Aim: Every line containing the word "岳阳楼记" needs to be found and copied.

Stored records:
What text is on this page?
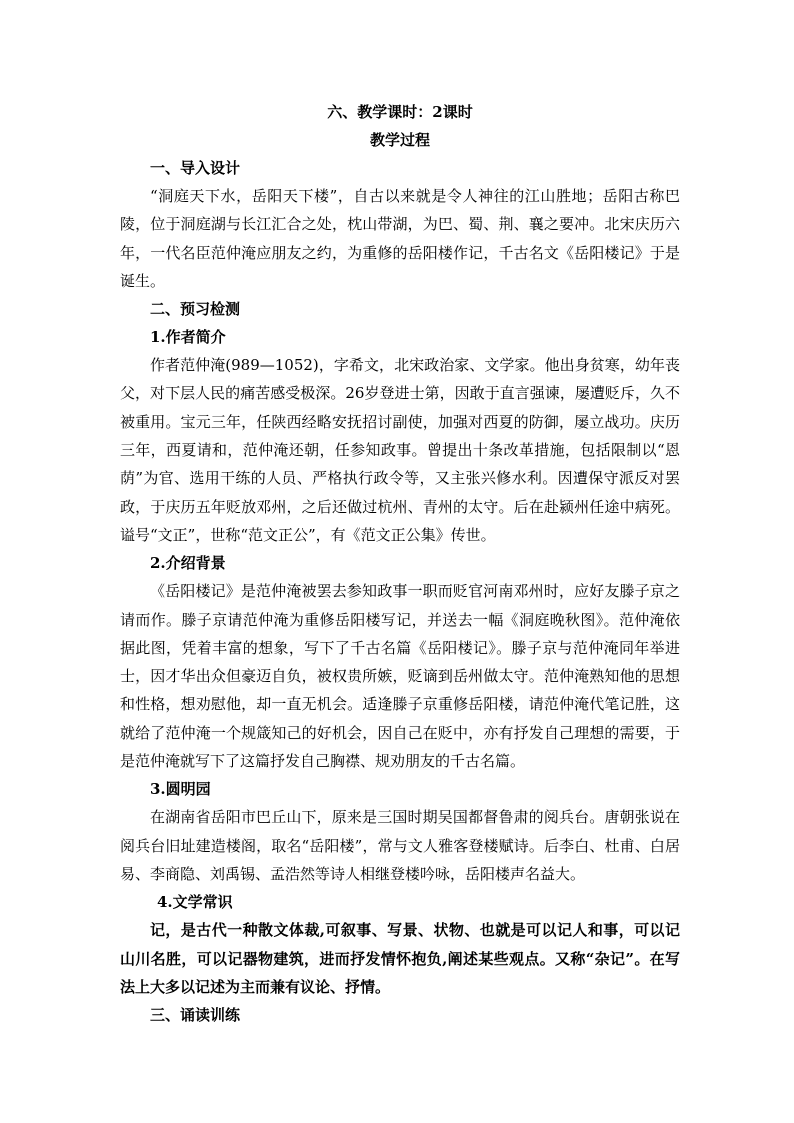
六、教学课时：2课时
教学过程
一、导入设计

“洞庭天下水，岳阳天下楼”，自古以来就是令人神往的江山胜地；岳阳古称巴陵，位于洞庭湖与长江汇合之处，枕山带湖，为巴、蜀、荆、襄之要冲。北宋庆历六年，一代名臣范仲淹应朋友之约，为重修的岳阳楼作记，千古名文《岳阳楼记》于是诞生。

二、预习检测
1.作者简介

作者范仲淹(989—1052)，字希文，北宋政治家、文学家。他出身贫寒，幼年丧父，对下层人民的痛苦感受极深。26岁登进士第，因敢于直言强谏，屡遭贬斥，久不被重用。宝元三年，任陕西经略安抚招讨副使，加强对西夏的防御，屡立战功。庆历三年，西夏请和，范仲淹还朝，任参知政事。曾提出十条改革措施，包括限制以“恩荫”为官、选用干练的人员、严格执行政令等，又主张兴修水利。因遭保守派反对罢政，于庆历五年贬放邓州，之后还做过杭州、青州的太守。后在赴颍州任途中病死。谥号“文正”，世称“范文正公”，有《范文正公集》传世。

2.介绍背景

《岳阳楼记》是范仲淹被罢去参知政事一职而贬官河南邓州时，应好友滕子京之请而作。滕子京请范仲淹为重修岳阳楼写记，并送去一幅《洞庭晚秋图》。范仲淹依据此图，凭着丰富的想象，写下了千古名篇《岳阳楼记》。滕子京与范仲淹同年举进士，因才华出众但豪迈自负，被权贵所嫉，贬谪到岳州做太守。范仲淹熟知他的思想和性格，想劝慰他，却一直无机会。适逢滕子京重修岳阳楼，请范仲淹代笔记胜，这就给了范仲淹一个规箴知己的好机会，因自己在贬中，亦有抒发自己理想的需要，于是范仲淹就写下了这篇抒发自己胸襟、规劝朋友的千古名篇。

3.圆明园

在湖南省岳阳市巴丘山下，原来是三国时期吴国都督鲁肃的阅兵台。唐朝张说在阅兵台旧址建造楼阁，取名“岳阳楼”，常与文人雅客登楼赋诗。后李白、杜甫、白居易、李商隐、刘禹锡、孟浩然等诗人相继登楼吟咏，岳阳楼声名益大。

4.文学常识

记，是古代一种散文体裁,可叙事、写景、状物、也就是可以记人和事，可以记山川名胜，可以记器物建筑，进而抒发情怀抱负,阐述某些观点。又称“杂记”。在写法上大多以记述为主而兼有议论、抒情。

三、诵读训练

The output:
“洞庭天下水，岳阳天下楼”，自古以来就是令人神往的江山胜地；岳阳古称巴陵，位于洞庭湖与长江汇合之处，枕山带湖，为巴、蜀、荆、襄之要冲。北宋庆历六年，一代名臣范仲淹应朋友之约，为重修的岳阳楼作记，千古名文《岳阳楼记》于是诞生。
《岳阳楼记》是范仲淹被罢去参知政事一职而贬官河南邓州时，应好友滕子京之请而作。滕子京请范仲淹为重修岳阳楼写记，并送去一幅《洞庭晚秋图》。范仲淹依据此图，凭着丰富的想象，写下了千古名篇《岳阳楼记》。滕子京与范仲淹同年举进士，因才华出众但豪迈自负，被权贵所嫉，贬谪到岳州做太守。范仲淹熟知他的思想和性格，想劝慰他，却一直无机会。适逢滕子京重修岳阳楼，请范仲淹代笔记胜，这就给了范仲淹一个规箴知己的好机会，因自己在贬中，亦有抒发自己理想的需要，于是范仲淹就写下了这篇抒发自己胸襟、规劝朋友的千古名篇。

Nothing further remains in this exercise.